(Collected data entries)
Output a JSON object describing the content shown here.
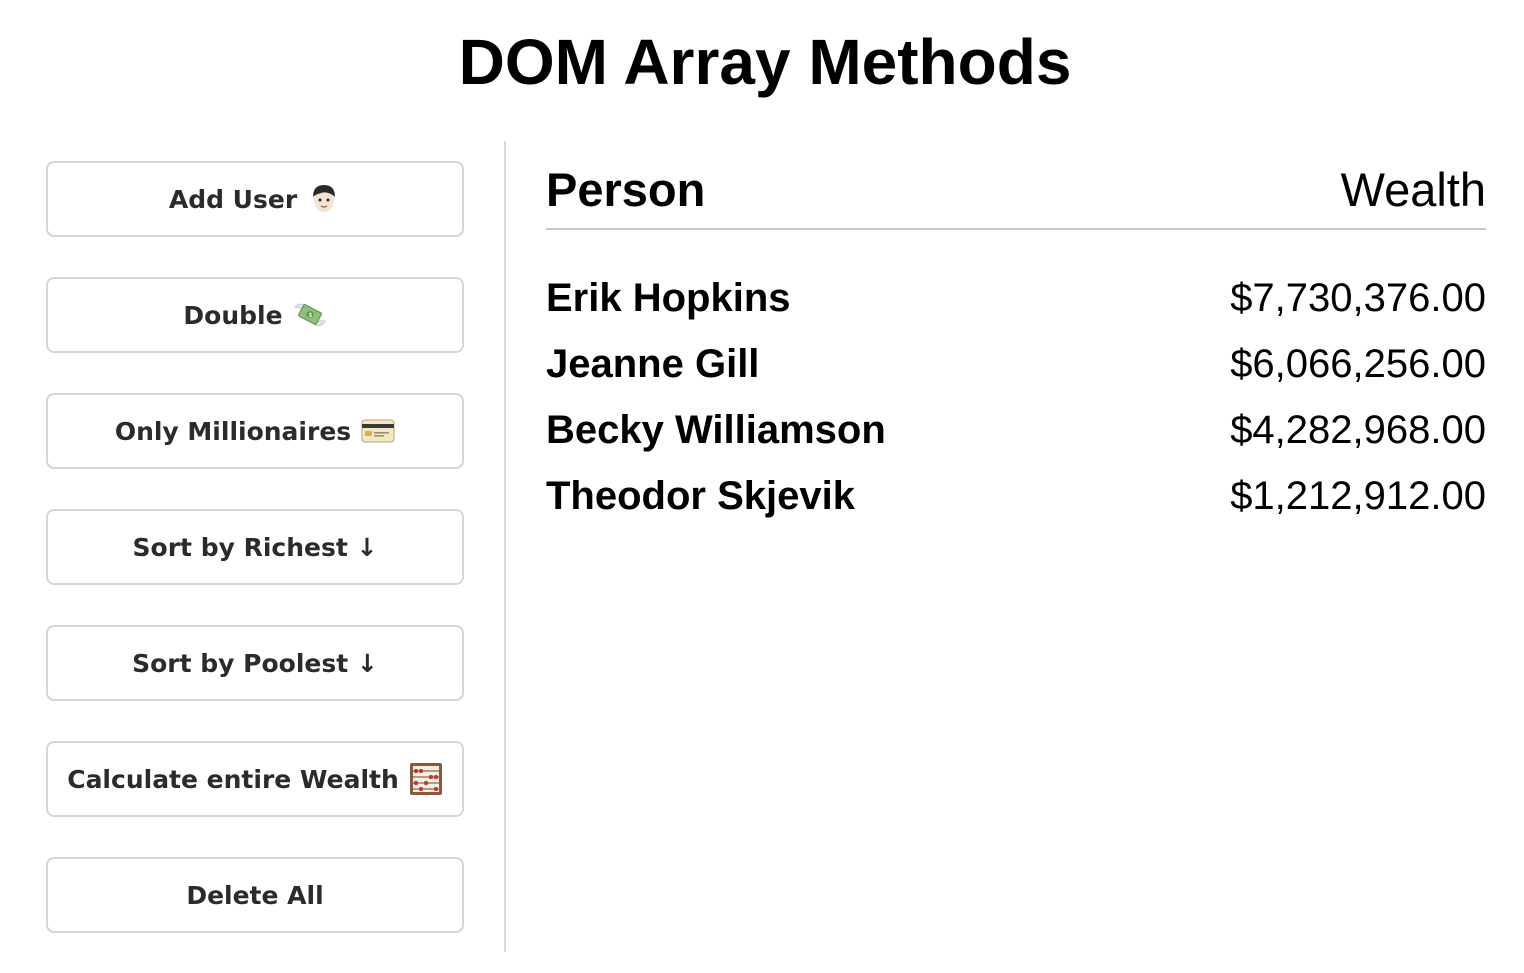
{
  "page": {
    "title": "DOM Array Methods"
  },
  "sidebar": {
    "buttons": [
      {
        "label": "Add User",
        "icon": "person-emoji-icon"
      },
      {
        "label": "Double",
        "icon": "money-wings-emoji-icon"
      },
      {
        "label": "Only Millionaires",
        "icon": "credit-card-emoji-icon"
      },
      {
        "label": "Sort by Richest ↓",
        "icon": ""
      },
      {
        "label": "Sort by Poolest ↓",
        "icon": ""
      },
      {
        "label": "Calculate entire Wealth",
        "icon": "abacus-emoji-icon"
      },
      {
        "label": "Delete All",
        "icon": ""
      }
    ]
  },
  "table": {
    "headers": {
      "person": "Person",
      "wealth": "Wealth"
    },
    "rows": [
      {
        "name": "Erik Hopkins",
        "wealth": "$7,730,376.00"
      },
      {
        "name": "Jeanne Gill",
        "wealth": "$6,066,256.00"
      },
      {
        "name": "Becky Williamson",
        "wealth": "$4,282,968.00"
      },
      {
        "name": "Theodor Skjevik",
        "wealth": "$1,212,912.00"
      }
    ]
  },
  "colors": {
    "button_border": "#d6d6d6",
    "button_text": "#2b2b2b",
    "divider": "#d9d9d9",
    "header_rule": "#c8c8c8"
  }
}
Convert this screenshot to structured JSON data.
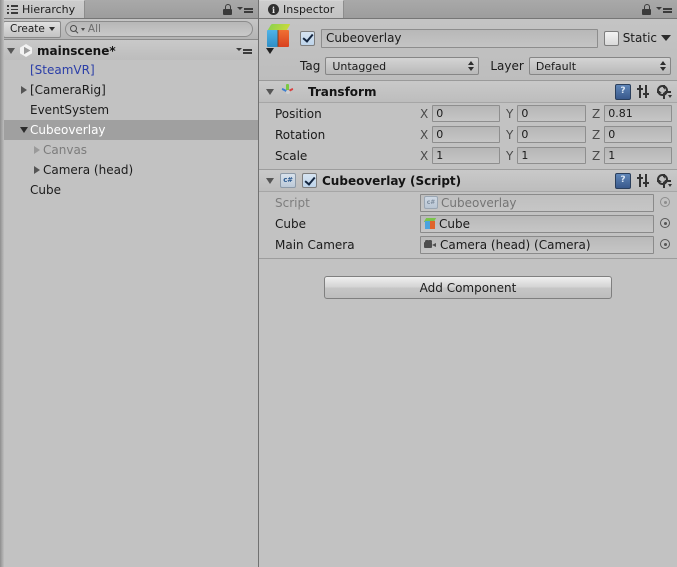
{
  "hierarchy": {
    "tab_label": "Hierarchy",
    "tab_icon": "list-icon",
    "lock_icon": "lock-icon",
    "options_icon": "options-menu-icon",
    "create_button": "Create",
    "search_placeholder": "All",
    "search_value": "",
    "scene_name": "mainscene*",
    "scene_icon": "unity-scene-icon",
    "items": [
      {
        "label": "[SteamVR]",
        "depth": 1,
        "twirl": "none",
        "style": "prefab"
      },
      {
        "label": "[CameraRig]",
        "depth": 1,
        "twirl": "right",
        "style": "prefab-normal"
      },
      {
        "label": "EventSystem",
        "depth": 1,
        "twirl": "none",
        "style": "normal"
      },
      {
        "label": "Cubeoverlay",
        "depth": 1,
        "twirl": "down",
        "style": "selected"
      },
      {
        "label": "Canvas",
        "depth": 2,
        "twirl": "right",
        "style": "disabled"
      },
      {
        "label": "Camera (head)",
        "depth": 2,
        "twirl": "right",
        "style": "normal"
      },
      {
        "label": "Cube",
        "depth": 1,
        "twirl": "none",
        "style": "normal"
      }
    ]
  },
  "inspector": {
    "tab_label": "Inspector",
    "tab_icon": "info-icon",
    "lock_icon": "lock-icon",
    "options_icon": "options-menu-icon",
    "gameobject": {
      "icon": "gameobject-cube-icon",
      "enabled": true,
      "name": "Cubeoverlay",
      "static_label": "Static",
      "static_checked": false,
      "tag_label": "Tag",
      "tag_value": "Untagged",
      "layer_label": "Layer",
      "layer_value": "Default"
    },
    "components": [
      {
        "id": "transform",
        "icon": "transform-gizmo-icon",
        "title": "Transform",
        "expanded": true,
        "has_checkbox": false,
        "rows": [
          {
            "label": "Position",
            "x": "0",
            "y": "0",
            "z": "0.81"
          },
          {
            "label": "Rotation",
            "x": "0",
            "y": "0",
            "z": "0"
          },
          {
            "label": "Scale",
            "x": "1",
            "y": "1",
            "z": "1"
          }
        ],
        "axis_labels": {
          "x": "X",
          "y": "Y",
          "z": "Z"
        },
        "header_icons": [
          "help-icon",
          "preset-icon",
          "gear-icon"
        ]
      },
      {
        "id": "cubeoverlay-script",
        "icon": "csharp-script-icon",
        "icon_text": "c#",
        "title": "Cubeoverlay (Script)",
        "expanded": true,
        "has_checkbox": true,
        "checked": true,
        "header_icons": [
          "help-icon",
          "preset-icon",
          "gear-icon"
        ],
        "fields": [
          {
            "label": "Script",
            "value": "Cubeoverlay",
            "icon": "script-asset-icon",
            "readonly": true
          },
          {
            "label": "Cube",
            "value": "Cube",
            "icon": "cube-object-icon",
            "readonly": false
          },
          {
            "label": "Main Camera",
            "value": "Camera (head) (Camera)",
            "icon": "camera-object-icon",
            "readonly": false
          }
        ]
      }
    ],
    "add_component_button": "Add Component"
  },
  "colors": {
    "panel_bg": "#c2c2c2",
    "selection": "#a0a0a0",
    "prefab_blue": "#2b3ea8",
    "disabled_text": "#7e7e7e",
    "border": "#8a8a8a"
  }
}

__Brief__
Output nothing but the number of lines in the data containing the string "emoji".

__Worked answer__
4